— Task statement —
Return the entries verbatim and drop every picture.
Dataset start
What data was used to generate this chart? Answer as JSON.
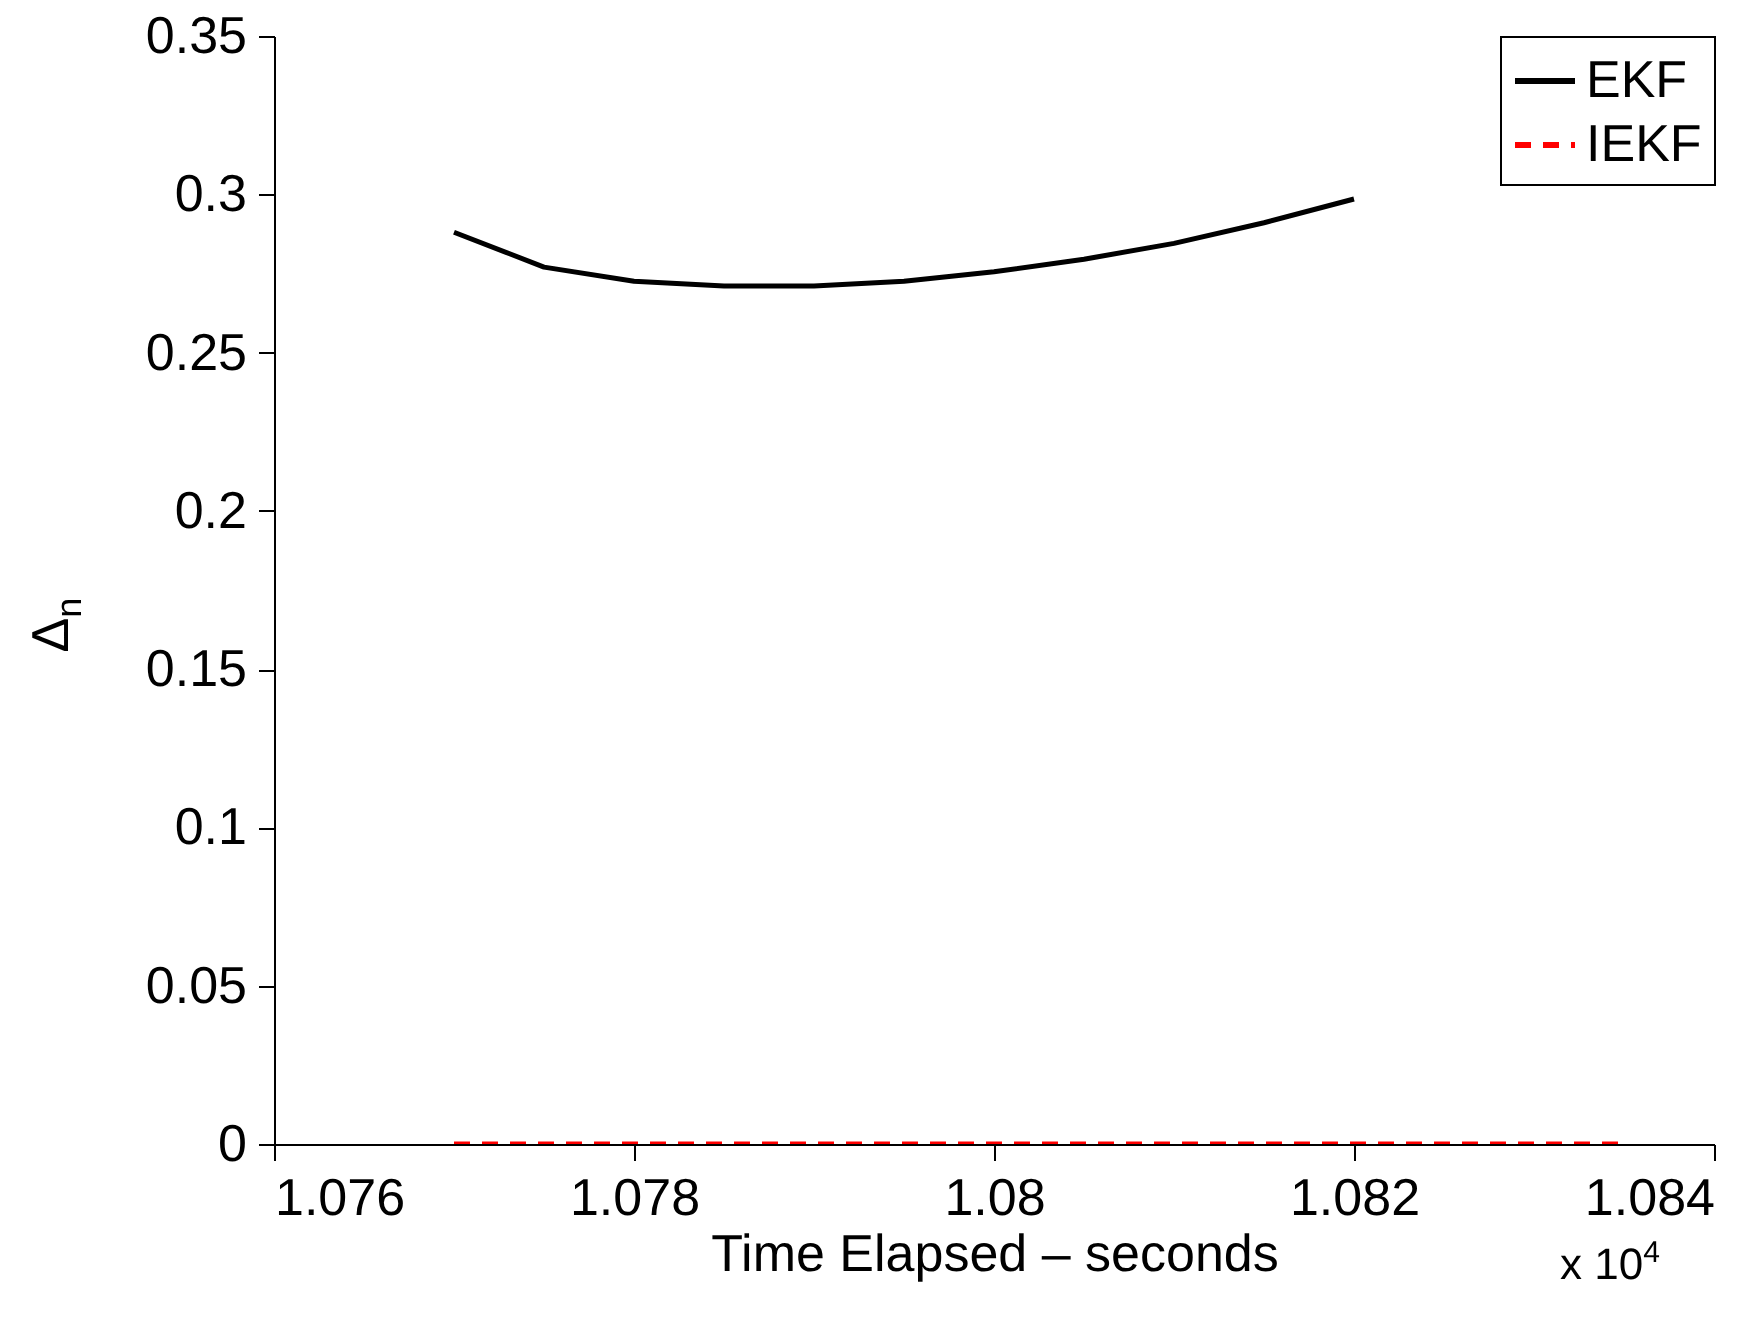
{
  "chart_data": {
    "type": "line",
    "xlabel": "Time Elapsed – seconds",
    "ylabel": "Δ$_{n}$",
    "annotations": [
      "x 10$^{4}$"
    ],
    "x": [
      1.077,
      1.0775,
      1.078,
      1.0785,
      1.079,
      1.0795,
      1.08,
      1.0805,
      1.081,
      1.0815,
      1.082,
      1.0825,
      1.083,
      1.0835
    ],
    "series": [
      {
        "name": "EKF",
        "color": "#000000",
        "line_style": "solid",
        "values": [
          0.288,
          0.277,
          0.2725,
          0.271,
          0.271,
          0.2725,
          0.2755,
          0.2795,
          0.2845,
          0.291,
          0.2985,
          null,
          null,
          null
        ]
      },
      {
        "name": "IEKF",
        "color": "#ff0000",
        "line_style": "dashed",
        "values": [
          0,
          0,
          0,
          0,
          0,
          0,
          0,
          0,
          0,
          0,
          0,
          0,
          0,
          0
        ]
      }
    ],
    "xlim": [
      1.076,
      1.084
    ],
    "xticks": [
      1.076,
      1.078,
      1.08,
      1.082,
      1.084
    ],
    "ylim": [
      0,
      0.35
    ],
    "yticks": [
      0,
      0.05,
      0.1,
      0.15,
      0.2,
      0.25,
      0.3,
      0.35
    ],
    "grid": false,
    "legend": "top right"
  }
}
Dataset end
— Task solution —
What data was used to generate this chart? Answer as JSON.
{
  "chart_data": {
    "type": "line",
    "xlabel": "Time Elapsed – seconds",
    "ylabel": "Δ$_{n}$",
    "annotations": [
      "x 10$^{4}$"
    ],
    "x": [
      1.077,
      1.0775,
      1.078,
      1.0785,
      1.079,
      1.0795,
      1.08,
      1.0805,
      1.081,
      1.0815,
      1.082,
      1.0825,
      1.083,
      1.0835
    ],
    "series": [
      {
        "name": "EKF",
        "color": "#000000",
        "line_style": "solid",
        "values": [
          0.288,
          0.277,
          0.2725,
          0.271,
          0.271,
          0.2725,
          0.2755,
          0.2795,
          0.2845,
          0.291,
          0.2985,
          null,
          null,
          null
        ]
      },
      {
        "name": "IEKF",
        "color": "#ff0000",
        "line_style": "dashed",
        "values": [
          0,
          0,
          0,
          0,
          0,
          0,
          0,
          0,
          0,
          0,
          0,
          0,
          0,
          0
        ]
      }
    ],
    "xlim": [
      1.076,
      1.084
    ],
    "xticks": [
      1.076,
      1.078,
      1.08,
      1.082,
      1.084
    ],
    "ylim": [
      0,
      0.35
    ],
    "yticks": [
      0,
      0.05,
      0.1,
      0.15,
      0.2,
      0.25,
      0.3,
      0.35
    ],
    "grid": false,
    "legend": "top right"
  }
}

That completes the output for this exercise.